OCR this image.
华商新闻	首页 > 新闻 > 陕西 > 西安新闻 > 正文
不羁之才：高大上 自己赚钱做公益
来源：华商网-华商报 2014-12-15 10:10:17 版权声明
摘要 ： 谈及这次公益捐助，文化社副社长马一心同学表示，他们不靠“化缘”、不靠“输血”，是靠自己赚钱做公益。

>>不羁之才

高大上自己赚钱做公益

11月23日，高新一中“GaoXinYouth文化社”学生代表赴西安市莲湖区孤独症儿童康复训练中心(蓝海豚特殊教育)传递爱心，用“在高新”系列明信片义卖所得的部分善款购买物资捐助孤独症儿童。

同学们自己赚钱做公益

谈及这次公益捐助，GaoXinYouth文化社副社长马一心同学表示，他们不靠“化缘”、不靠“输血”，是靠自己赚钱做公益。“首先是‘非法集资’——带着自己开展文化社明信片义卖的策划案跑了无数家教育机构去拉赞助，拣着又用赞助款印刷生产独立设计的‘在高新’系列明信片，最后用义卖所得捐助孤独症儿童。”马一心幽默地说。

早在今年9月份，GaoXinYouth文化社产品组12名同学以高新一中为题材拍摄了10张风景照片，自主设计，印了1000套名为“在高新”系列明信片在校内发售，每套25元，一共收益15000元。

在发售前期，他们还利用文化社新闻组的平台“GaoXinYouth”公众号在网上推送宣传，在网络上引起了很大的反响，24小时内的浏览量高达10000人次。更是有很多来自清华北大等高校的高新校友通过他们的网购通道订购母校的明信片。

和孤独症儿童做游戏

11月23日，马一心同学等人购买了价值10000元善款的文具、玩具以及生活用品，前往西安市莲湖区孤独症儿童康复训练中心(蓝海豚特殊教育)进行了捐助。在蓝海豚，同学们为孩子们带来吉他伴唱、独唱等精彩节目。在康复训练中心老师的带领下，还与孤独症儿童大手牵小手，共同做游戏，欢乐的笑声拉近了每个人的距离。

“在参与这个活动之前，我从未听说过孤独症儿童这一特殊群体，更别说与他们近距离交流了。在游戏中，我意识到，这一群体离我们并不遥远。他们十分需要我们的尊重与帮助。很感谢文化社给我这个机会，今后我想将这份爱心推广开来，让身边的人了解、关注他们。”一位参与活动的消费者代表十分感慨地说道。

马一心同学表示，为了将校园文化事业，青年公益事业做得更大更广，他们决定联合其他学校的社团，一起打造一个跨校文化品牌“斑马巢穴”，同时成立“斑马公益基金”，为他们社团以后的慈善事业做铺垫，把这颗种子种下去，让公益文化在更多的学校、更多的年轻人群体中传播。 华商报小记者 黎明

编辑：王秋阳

-*-

§ Aim of the task: Output the entries verbatim.

§ Response below:
OCR this image.
华商新闻	首页 > 新闻 > 陕西 > 西安新闻 > 正文
不羁之才：高大上 自己赚钱做公益
来源：华商网-华商报 2014-12-15 10:10:17 版权声明
摘要 ： 谈及这次公益捐助，文化社副社长马一心同学表示，他们不靠“化缘”、不靠“输血”，是靠自己赚钱做公益。

>>不羁之才

高大上自己赚钱做公益

11月23日，高新一中“GaoXinYouth文化社”学生代表赴西安市莲湖区孤独症儿童康复训练中心(蓝海豚特殊教育)传递爱心，用“在高新”系列明信片义卖所得的部分善款购买物资捐助孤独症儿童。

同学们自己赚钱做公益

谈及这次公益捐助，GaoXinYouth文化社副社长马一心同学表示，他们不靠“化缘”、不靠“输血”，是靠自己赚钱做公益。“首先是‘非法集资’——带着自己开展文化社明信片义卖的策划案跑了无数家教育机构去拉赞助，拣着又用赞助款印刷生产独立设计的‘在高新’系列明信片，最后用义卖所得捐助孤独症儿童。”马一心幽默地说。

早在今年9月份，GaoXinYouth文化社产品组12名同学以高新一中为题材拍摄了10张风景照片，自主设计，印了1000套名为“在高新”系列明信片在校内发售，每套25元，一共收益15000元。

在发售前期，他们还利用文化社新闻组的平台“GaoXinYouth”公众号在网上推送宣传，在网络上引起了很大的反响，24小时内的浏览量高达10000人次。更是有很多来自清华北大等高校的高新校友通过他们的网购通道订购母校的明信片。

和孤独症儿童做游戏

11月23日，马一心同学等人购买了价值10000元善款的文具、玩具以及生活用品，前往西安市莲湖区孤独症儿童康复训练中心(蓝海豚特殊教育)进行了捐助。在蓝海豚，同学们为孩子们带来吉他伴唱、独唱等精彩节目。在康复训练中心老师的带领下，还与孤独症儿童大手牵小手，共同做游戏，欢乐的笑声拉近了每个人的距离。

“在参与这个活动之前，我从未听说过孤独症儿童这一特殊群体，更别说与他们近距离交流了。在游戏中，我意识到，这一群体离我们并不遥远。他们十分需要我们的尊重与帮助。很感谢文化社给我这个机会，今后我想将这份爱心推广开来，让身边的人了解、关注他们。”一位参与活动的消费者代表十分感慨地说道。

马一心同学表示，为了将校园文化事业，青年公益事业做得更大更广，他们决定联合其他学校的社团，一起打造一个跨校文化品牌“斑马巢穴”，同时成立“斑马公益基金”，为他们社团以后的慈善事业做铺垫，把这颗种子种下去，让公益文化在更多的学校、更多的年轻人群体中传播。 华商报小记者 黎明

编辑：王秋阳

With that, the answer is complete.